> [PROBLEM DETAILS]:
Without omitting anything, retype the data that follows.
START RECORDS SHOWN
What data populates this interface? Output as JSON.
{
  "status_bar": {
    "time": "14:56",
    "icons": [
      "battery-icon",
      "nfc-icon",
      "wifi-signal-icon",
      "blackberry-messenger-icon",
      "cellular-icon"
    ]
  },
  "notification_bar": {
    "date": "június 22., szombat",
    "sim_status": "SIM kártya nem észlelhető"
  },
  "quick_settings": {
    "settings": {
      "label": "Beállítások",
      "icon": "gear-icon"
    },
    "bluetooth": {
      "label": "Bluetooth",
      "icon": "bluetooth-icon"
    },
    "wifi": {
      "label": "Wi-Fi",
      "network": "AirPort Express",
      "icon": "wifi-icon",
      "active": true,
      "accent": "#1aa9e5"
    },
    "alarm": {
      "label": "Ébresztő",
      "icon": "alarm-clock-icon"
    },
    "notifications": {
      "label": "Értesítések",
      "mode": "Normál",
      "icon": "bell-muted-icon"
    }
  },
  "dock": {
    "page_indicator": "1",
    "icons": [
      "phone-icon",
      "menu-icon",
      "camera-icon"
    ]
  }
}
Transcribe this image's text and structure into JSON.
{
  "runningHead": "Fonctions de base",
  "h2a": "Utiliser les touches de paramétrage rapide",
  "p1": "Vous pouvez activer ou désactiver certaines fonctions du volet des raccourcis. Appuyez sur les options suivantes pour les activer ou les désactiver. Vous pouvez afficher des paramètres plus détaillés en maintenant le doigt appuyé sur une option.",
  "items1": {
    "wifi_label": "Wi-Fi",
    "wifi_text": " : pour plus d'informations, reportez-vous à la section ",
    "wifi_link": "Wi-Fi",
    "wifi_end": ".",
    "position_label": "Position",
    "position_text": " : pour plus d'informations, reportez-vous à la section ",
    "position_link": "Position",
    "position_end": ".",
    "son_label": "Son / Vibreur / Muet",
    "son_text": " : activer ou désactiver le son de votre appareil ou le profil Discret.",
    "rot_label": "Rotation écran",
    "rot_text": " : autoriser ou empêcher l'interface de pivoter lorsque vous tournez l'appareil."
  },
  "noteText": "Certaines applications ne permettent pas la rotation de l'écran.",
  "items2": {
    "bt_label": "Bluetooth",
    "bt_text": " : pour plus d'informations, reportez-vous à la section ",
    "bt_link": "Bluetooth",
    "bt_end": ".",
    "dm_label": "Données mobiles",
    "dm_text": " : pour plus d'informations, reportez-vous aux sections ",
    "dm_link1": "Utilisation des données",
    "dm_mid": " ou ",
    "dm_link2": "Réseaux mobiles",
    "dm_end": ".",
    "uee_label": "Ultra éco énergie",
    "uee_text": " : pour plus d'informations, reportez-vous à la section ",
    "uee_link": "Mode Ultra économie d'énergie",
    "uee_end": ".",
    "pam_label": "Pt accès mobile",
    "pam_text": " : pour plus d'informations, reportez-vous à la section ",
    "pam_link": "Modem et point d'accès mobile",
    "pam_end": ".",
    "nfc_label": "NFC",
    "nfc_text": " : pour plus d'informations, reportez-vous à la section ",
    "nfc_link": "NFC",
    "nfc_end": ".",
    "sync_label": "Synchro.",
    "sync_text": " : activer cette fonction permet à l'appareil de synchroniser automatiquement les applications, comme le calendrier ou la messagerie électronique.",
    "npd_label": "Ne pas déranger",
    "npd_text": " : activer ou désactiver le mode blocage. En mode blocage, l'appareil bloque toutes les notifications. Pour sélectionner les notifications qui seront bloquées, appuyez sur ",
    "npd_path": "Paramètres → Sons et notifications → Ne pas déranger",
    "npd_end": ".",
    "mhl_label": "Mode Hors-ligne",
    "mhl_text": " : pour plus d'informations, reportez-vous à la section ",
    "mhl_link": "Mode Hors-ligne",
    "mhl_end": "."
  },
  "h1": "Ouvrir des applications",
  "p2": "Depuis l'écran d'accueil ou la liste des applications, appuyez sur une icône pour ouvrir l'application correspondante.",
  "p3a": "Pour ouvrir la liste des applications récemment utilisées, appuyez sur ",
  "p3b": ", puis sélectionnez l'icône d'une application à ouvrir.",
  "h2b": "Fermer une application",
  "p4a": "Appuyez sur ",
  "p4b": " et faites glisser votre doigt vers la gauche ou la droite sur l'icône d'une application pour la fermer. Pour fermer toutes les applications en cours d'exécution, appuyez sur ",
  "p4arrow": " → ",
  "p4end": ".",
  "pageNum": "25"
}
END RECORDS SHOWN
> [PROBLEM SOLUTION]:
What data populates this interface? Output as JSON.
{
  "status_bar": {
    "time": "14:56",
    "icons": [
      "battery-icon",
      "nfc-icon",
      "wifi-signal-icon",
      "blackberry-messenger-icon",
      "cellular-icon"
    ]
  },
  "notification_bar": {
    "date": "június 22., szombat",
    "sim_status": "SIM kártya nem észlelhető"
  },
  "quick_settings": {
    "settings": {
      "label": "Beállítások",
      "icon": "gear-icon"
    },
    "bluetooth": {
      "label": "Bluetooth",
      "icon": "bluetooth-icon"
    },
    "wifi": {
      "label": "Wi-Fi",
      "network": "AirPort Express",
      "icon": "wifi-icon",
      "active": true,
      "accent": "#1aa9e5"
    },
    "alarm": {
      "label": "Ébresztő",
      "icon": "alarm-clock-icon"
    },
    "notifications": {
      "label": "Értesítések",
      "mode": "Normál",
      "icon": "bell-muted-icon"
    }
  },
  "dock": {
    "page_indicator": "1",
    "icons": [
      "phone-icon",
      "menu-icon",
      "camera-icon"
    ]
  }
}
Transcribe this image's text and structure into JSON.
{
  "runningHead": "Fonctions de base",
  "h2a": "Utiliser les touches de paramétrage rapide",
  "p1": "Vous pouvez activer ou désactiver certaines fonctions du volet des raccourcis. Appuyez sur les options suivantes pour les activer ou les désactiver. Vous pouvez afficher des paramètres plus détaillés en maintenant le doigt appuyé sur une option.",
  "items1": {
    "wifi_label": "Wi-Fi",
    "wifi_text": " : pour plus d'informations, reportez-vous à la section ",
    "wifi_link": "Wi-Fi",
    "wifi_end": ".",
    "position_label": "Position",
    "position_text": " : pour plus d'informations, reportez-vous à la section ",
    "position_link": "Position",
    "position_end": ".",
    "son_label": "Son / Vibreur / Muet",
    "son_text": " : activer ou désactiver le son de votre appareil ou le profil Discret.",
    "rot_label": "Rotation écran",
    "rot_text": " : autoriser ou empêcher l'interface de pivoter lorsque vous tournez l'appareil."
  },
  "noteText": "Certaines applications ne permettent pas la rotation de l'écran.",
  "items2": {
    "bt_label": "Bluetooth",
    "bt_text": " : pour plus d'informations, reportez-vous à la section ",
    "bt_link": "Bluetooth",
    "bt_end": ".",
    "dm_label": "Données mobiles",
    "dm_text": " : pour plus d'informations, reportez-vous aux sections ",
    "dm_link1": "Utilisation des données",
    "dm_mid": " ou ",
    "dm_link2": "Réseaux mobiles",
    "dm_end": ".",
    "uee_label": "Ultra éco énergie",
    "uee_text": " : pour plus d'informations, reportez-vous à la section ",
    "uee_link": "Mode Ultra économie d'énergie",
    "uee_end": ".",
    "pam_label": "Pt accès mobile",
    "pam_text": " : pour plus d'informations, reportez-vous à la section ",
    "pam_link": "Modem et point d'accès mobile",
    "pam_end": ".",
    "nfc_label": "NFC",
    "nfc_text": " : pour plus d'informations, reportez-vous à la section ",
    "nfc_link": "NFC",
    "nfc_end": ".",
    "sync_label": "Synchro.",
    "sync_text": " : activer cette fonction permet à l'appareil de synchroniser automatiquement les applications, comme le calendrier ou la messagerie électronique.",
    "npd_label": "Ne pas déranger",
    "npd_text": " : activer ou désactiver le mode blocage. En mode blocage, l'appareil bloque toutes les notifications. Pour sélectionner les notifications qui seront bloquées, appuyez sur ",
    "npd_path": "Paramètres → Sons et notifications → Ne pas déranger",
    "npd_end": ".",
    "mhl_label": "Mode Hors-ligne",
    "mhl_text": " : pour plus d'informations, reportez-vous à la section ",
    "mhl_link": "Mode Hors-ligne",
    "mhl_end": "."
  },
  "h1": "Ouvrir des applications",
  "p2": "Depuis l'écran d'accueil ou la liste des applications, appuyez sur une icône pour ouvrir l'application correspondante.",
  "p3a": "Pour ouvrir la liste des applications récemment utilisées, appuyez sur ",
  "p3b": ", puis sélectionnez l'icône d'une application à ouvrir.",
  "h2b": "Fermer une application",
  "p4a": "Appuyez sur ",
  "p4b": " et faites glisser votre doigt vers la gauche ou la droite sur l'icône d'une application pour la fermer. Pour fermer toutes les applications en cours d'exécution, appuyez sur ",
  "p4arrow": " → ",
  "p4end": ".",
  "pageNum": "25"
}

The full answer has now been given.